▸ **SET EXERCISE**
Which lines below hold the word "Humidity"? Copy all of them.

────────────────

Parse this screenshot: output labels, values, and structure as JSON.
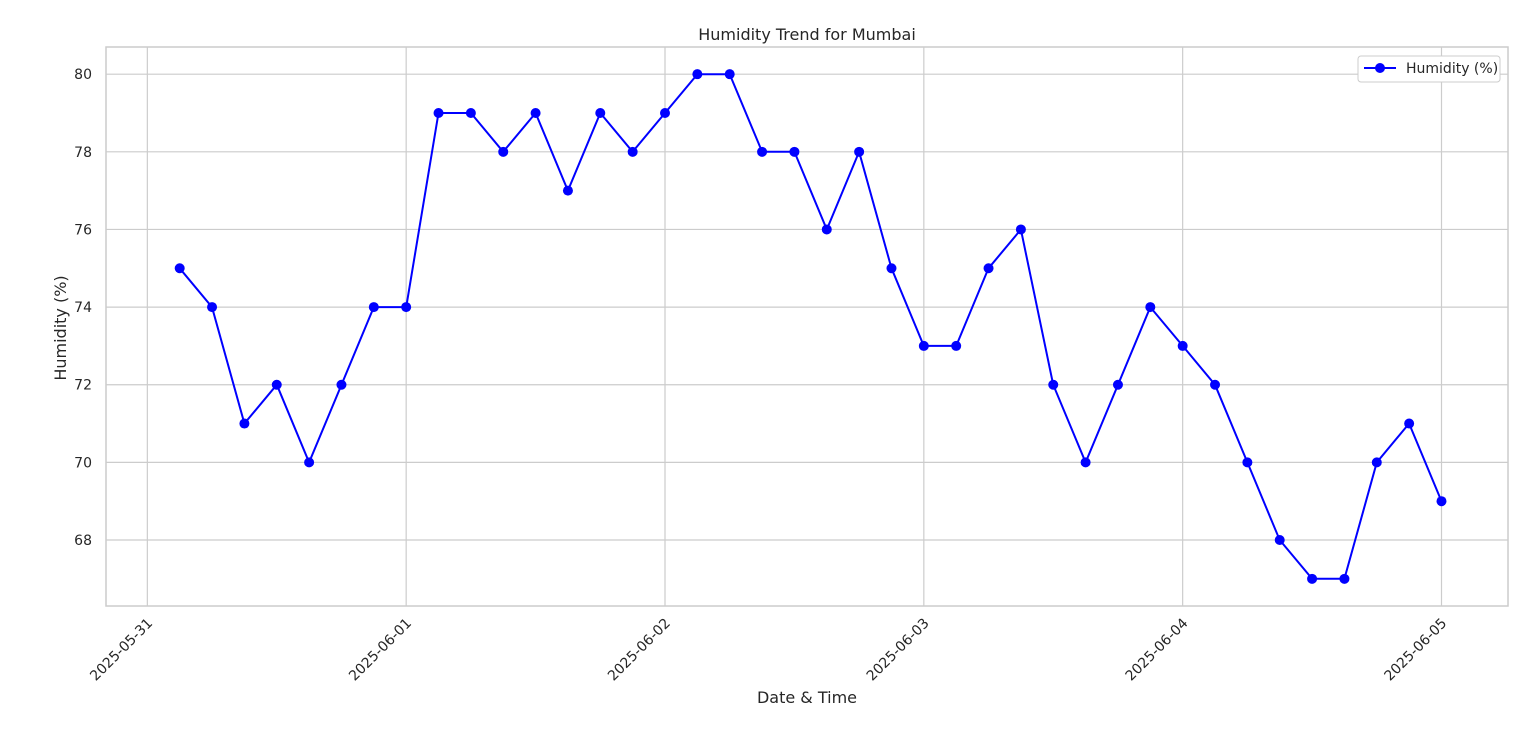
{
  "chart_data": {
    "type": "line",
    "title": "Humidity Trend for Mumbai",
    "xlabel": "Date & Time",
    "ylabel": "Humidity (%)",
    "x_ticks": [
      "2025-05-31",
      "2025-06-01",
      "2025-06-02",
      "2025-06-03",
      "2025-06-04",
      "2025-06-05"
    ],
    "y_ticks": [
      68,
      70,
      72,
      74,
      76,
      78,
      80
    ],
    "xlim": [
      "2025-05-30 20:10",
      "2025-06-05 06:10"
    ],
    "ylim": [
      66.3,
      80.7
    ],
    "grid": true,
    "legend_position": "top-right",
    "series": [
      {
        "name": "Humidity (%)",
        "color": "#0000ff",
        "marker": "circle",
        "x": [
          "2025-05-31 03:00",
          "2025-05-31 06:00",
          "2025-05-31 09:00",
          "2025-05-31 12:00",
          "2025-05-31 15:00",
          "2025-05-31 18:00",
          "2025-05-31 21:00",
          "2025-06-01 00:00",
          "2025-06-01 03:00",
          "2025-06-01 06:00",
          "2025-06-01 09:00",
          "2025-06-01 12:00",
          "2025-06-01 15:00",
          "2025-06-01 18:00",
          "2025-06-01 21:00",
          "2025-06-02 00:00",
          "2025-06-02 03:00",
          "2025-06-02 06:00",
          "2025-06-02 09:00",
          "2025-06-02 12:00",
          "2025-06-02 15:00",
          "2025-06-02 18:00",
          "2025-06-02 21:00",
          "2025-06-03 00:00",
          "2025-06-03 03:00",
          "2025-06-03 06:00",
          "2025-06-03 09:00",
          "2025-06-03 12:00",
          "2025-06-03 15:00",
          "2025-06-03 18:00",
          "2025-06-03 21:00",
          "2025-06-04 00:00",
          "2025-06-04 03:00",
          "2025-06-04 06:00",
          "2025-06-04 09:00",
          "2025-06-04 12:00",
          "2025-06-04 15:00",
          "2025-06-04 18:00",
          "2025-06-04 21:00",
          "2025-06-05 00:00"
        ],
        "values": [
          75,
          74,
          71,
          72,
          70,
          72,
          74,
          74,
          79,
          79,
          78,
          79,
          77,
          79,
          78,
          79,
          80,
          80,
          78,
          78,
          76,
          78,
          75,
          73,
          73,
          75,
          76,
          72,
          70,
          72,
          74,
          73,
          72,
          70,
          68,
          67,
          67,
          70,
          71,
          69
        ]
      }
    ]
  }
}
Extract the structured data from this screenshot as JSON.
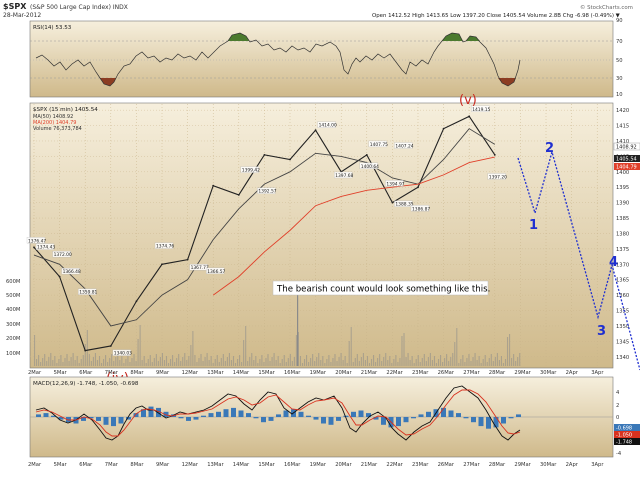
{
  "header": {
    "symbol": "$SPX",
    "description": "(S&P 500 Large Cap Index) INDX",
    "date": "28-Mar-2012",
    "ohlc": "Open 1412.52  High 1413.65  Low 1397.20  Close 1405.54  Volume 2.8B  Chg -6.98 (-0.49%) ▼",
    "watermark": "© StockCharts.com"
  },
  "rsi_panel": {
    "label": "RSI(14) 53.53",
    "y_ticks": [
      "90",
      "70",
      "50",
      "30",
      "10"
    ]
  },
  "price_panel": {
    "legend": {
      "title": "$SPX (15 min) 1405.54",
      "ma50": "MA(50) 1408.92",
      "ma200": "MA(200) 1404.79",
      "volume": "Volume 76,373,784"
    },
    "y_ticks": [
      "1420",
      "1415",
      "1410",
      "1405",
      "1400",
      "1395",
      "1390",
      "1385",
      "1380",
      "1375",
      "1370",
      "1365",
      "1360",
      "1355",
      "1350",
      "1345",
      "1340"
    ],
    "right_labels": {
      "ma50": "1408.92",
      "close": "1405.54",
      "ma200": "1404.79"
    },
    "volume_ticks": [
      "600M",
      "500M",
      "400M",
      "300M",
      "200M",
      "100M"
    ],
    "annotation": "The bearish count would look something like this."
  },
  "macd_panel": {
    "label": "MACD(12,26,9) -1.748, -1.050, -0.698",
    "y_ticks": [
      "4",
      "2",
      "0",
      "-2",
      "-4"
    ],
    "right_labels": [
      "-0.698",
      "-1.050",
      "-1.748"
    ]
  },
  "x_axis": {
    "labels": [
      "2Mar",
      "5Mar",
      "6Mar",
      "7Mar",
      "8Mar",
      "9Mar",
      "12Mar",
      "13Mar",
      "14Mar",
      "15Mar",
      "16Mar",
      "19Mar",
      "20Mar",
      "21Mar",
      "22Mar",
      "23Mar",
      "26Mar",
      "27Mar",
      "28Mar",
      "29Mar",
      "30Mar",
      "2Apr",
      "3Apr"
    ]
  },
  "wave_labels": {
    "iv": "(iv)",
    "v": "(v)",
    "w1": "1",
    "w2": "2",
    "w3": "3",
    "w4": "4"
  },
  "colors": {
    "panel_bg_top": "#f5eedc",
    "panel_bg_bottom": "#d2bc8c",
    "price": "#222222",
    "ma50": "#444444",
    "ma200": "#e0402a",
    "wave_red": "#c8281e",
    "projection": "#1f2fd0",
    "rsi_up": "#4b7a2e",
    "rsi_down": "#8c3d22",
    "macd_hist": "#3a78b8"
  },
  "chart_data": {
    "type": "line",
    "title": "$SPX (S&P 500 Large Cap Index) INDX",
    "x": [
      "2Mar",
      "5Mar",
      "6Mar",
      "7Mar",
      "8Mar",
      "9Mar",
      "12Mar",
      "13Mar",
      "14Mar",
      "15Mar",
      "16Mar",
      "19Mar",
      "20Mar",
      "21Mar",
      "22Mar",
      "23Mar",
      "26Mar",
      "27Mar",
      "28Mar"
    ],
    "ylim": [
      1337,
      1422
    ],
    "series": [
      {
        "name": "$SPX (15 min)",
        "values": [
          1375.5,
          1366,
          1342,
          1343.5,
          1358,
          1370,
          1371.5,
          1395.5,
          1392.5,
          1405.5,
          1404,
          1413.5,
          1400,
          1405.5,
          1390,
          1395,
          1414,
          1418,
          1405.5
        ]
      },
      {
        "name": "MA(50)",
        "values": [
          1373,
          1370,
          1362,
          1350,
          1352,
          1360,
          1365,
          1378,
          1388,
          1396,
          1400,
          1406,
          1405,
          1403,
          1398,
          1396,
          1404,
          1414,
          1408.9
        ]
      },
      {
        "name": "MA(200)",
        "values": [
          null,
          null,
          null,
          null,
          null,
          null,
          null,
          1360,
          1366,
          1374,
          1381,
          1389,
          1392,
          1394,
          1395,
          1396,
          1399,
          1403,
          1404.8
        ]
      }
    ],
    "point_labels": [
      {
        "x": "2Mar",
        "y": 1376.47,
        "text": "1376.47"
      },
      {
        "x": "2Mar",
        "y": 1374.43,
        "text": "1374.43"
      },
      {
        "x": "5Mar",
        "y": 1372.0,
        "text": "1372.00"
      },
      {
        "x": "5Mar",
        "y": 1366.48,
        "text": "1366.48"
      },
      {
        "x": "6Mar",
        "y": 1359.81,
        "text": "1359.81"
      },
      {
        "x": "7Mar",
        "y": 1340.03,
        "text": "1340.03"
      },
      {
        "x": "9Mar",
        "y": 1374.76,
        "text": "1374.76"
      },
      {
        "x": "12Mar",
        "y": 1367.77,
        "text": "1367.77"
      },
      {
        "x": "13Mar",
        "y": 1366.57,
        "text": "1366.57"
      },
      {
        "x": "14Mar",
        "y": 1399.42,
        "text": "1399.42"
      },
      {
        "x": "15Mar",
        "y": 1392.57,
        "text": "1392.57"
      },
      {
        "x": "19Mar",
        "y": 1414.0,
        "text": "1414.00"
      },
      {
        "x": "20Mar",
        "y": 1397.68,
        "text": "1397.68"
      },
      {
        "x": "21Mar",
        "y": 1407.75,
        "text": "1407.75"
      },
      {
        "x": "21Mar",
        "y": 1400.64,
        "text": "1400.64"
      },
      {
        "x": "22Mar",
        "y": 1407.24,
        "text": "1407.24"
      },
      {
        "x": "22Mar",
        "y": 1394.97,
        "text": "1394.97"
      },
      {
        "x": "22Mar",
        "y": 1388.35,
        "text": "1388.35"
      },
      {
        "x": "23Mar",
        "y": 1386.87,
        "text": "1386.87"
      },
      {
        "x": "27Mar",
        "y": 1419.15,
        "text": "1419.15"
      },
      {
        "x": "28Mar",
        "y": 1397.2,
        "text": "1397.20"
      }
    ]
  }
}
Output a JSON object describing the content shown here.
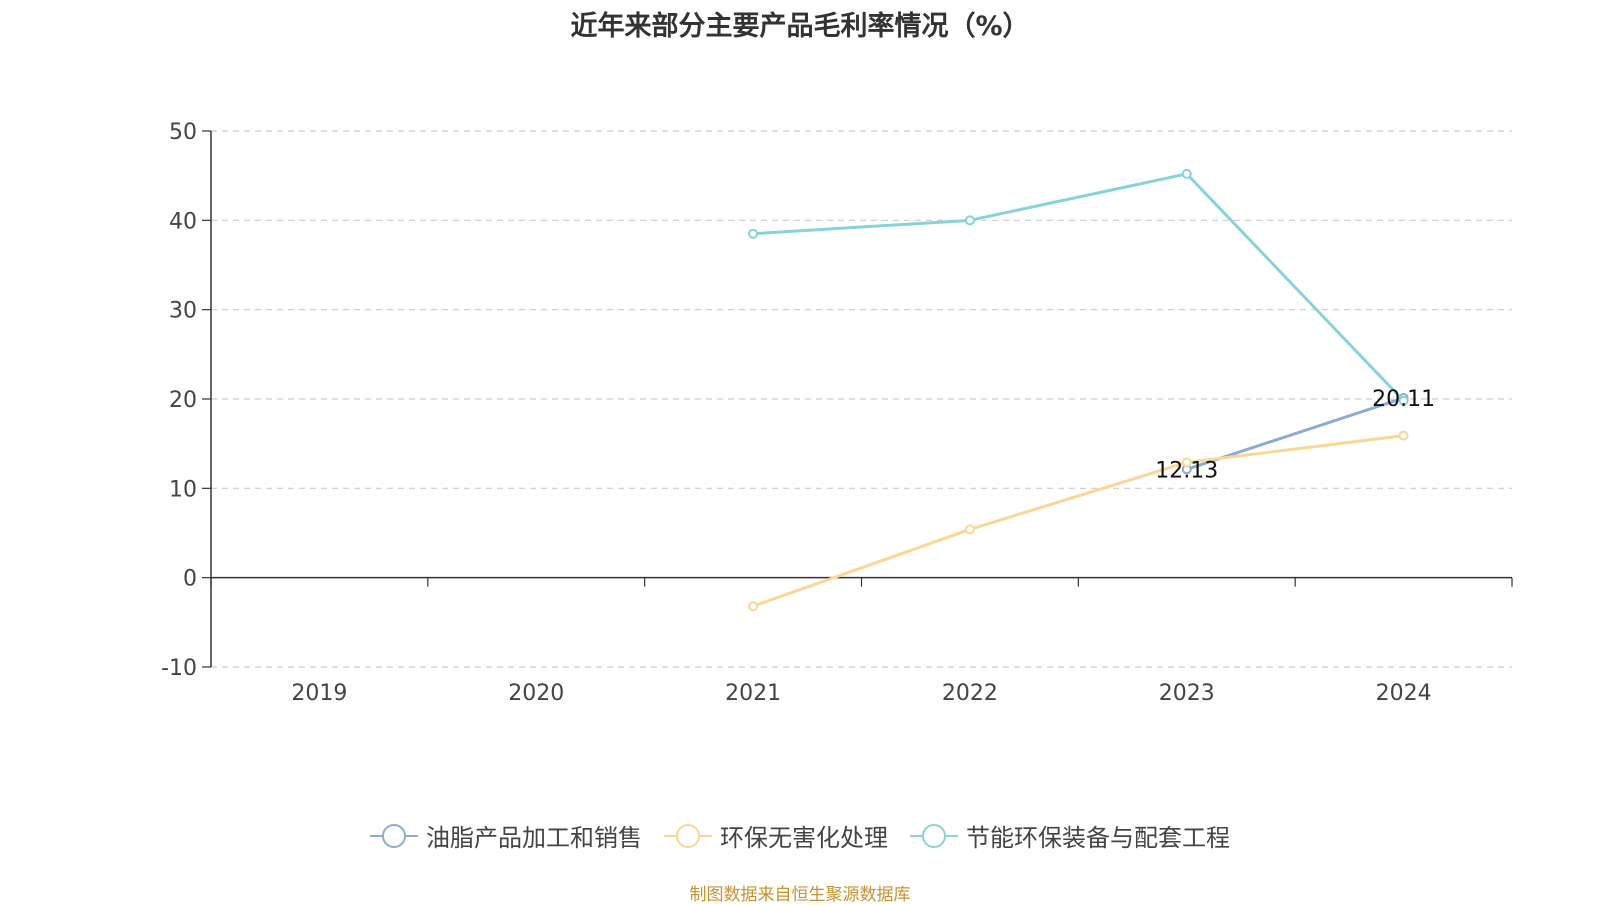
{
  "chart_data": {
    "type": "line",
    "title": "近年来部分主要产品毛利率情况（%）",
    "categories": [
      "2019",
      "2020",
      "2021",
      "2022",
      "2023",
      "2024"
    ],
    "ylim": [
      -10,
      50
    ],
    "yticks": [
      -10,
      0,
      10,
      20,
      30,
      40,
      50
    ],
    "grid": true,
    "legend_position": "bottom",
    "series": [
      {
        "name": "油脂产品加工和销售",
        "color": "#8fa9d6",
        "values": [
          null,
          null,
          null,
          null,
          12.13,
          20.11
        ],
        "labels": [
          null,
          null,
          null,
          null,
          "12.13",
          "20.11"
        ]
      },
      {
        "name": "环保无害化处理",
        "color": "#f9d794",
        "values": [
          null,
          null,
          -3.2,
          5.4,
          12.9,
          15.9
        ],
        "labels": [
          null,
          null,
          null,
          null,
          null,
          null
        ]
      },
      {
        "name": "节能环保装备与配套工程",
        "color": "#86d3d8",
        "values": [
          null,
          null,
          38.5,
          40.0,
          45.2,
          19.8
        ],
        "labels": [
          null,
          null,
          null,
          null,
          null,
          null
        ]
      }
    ]
  },
  "source_note": "制图数据来自恒生聚源数据库"
}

────────────────

▸ **ANSWER TO THIS TASK**
    "title": "Humidity Trend for Mumbai",
    "ylabel": "Humidity (%)",
        "name": "Humidity (%)",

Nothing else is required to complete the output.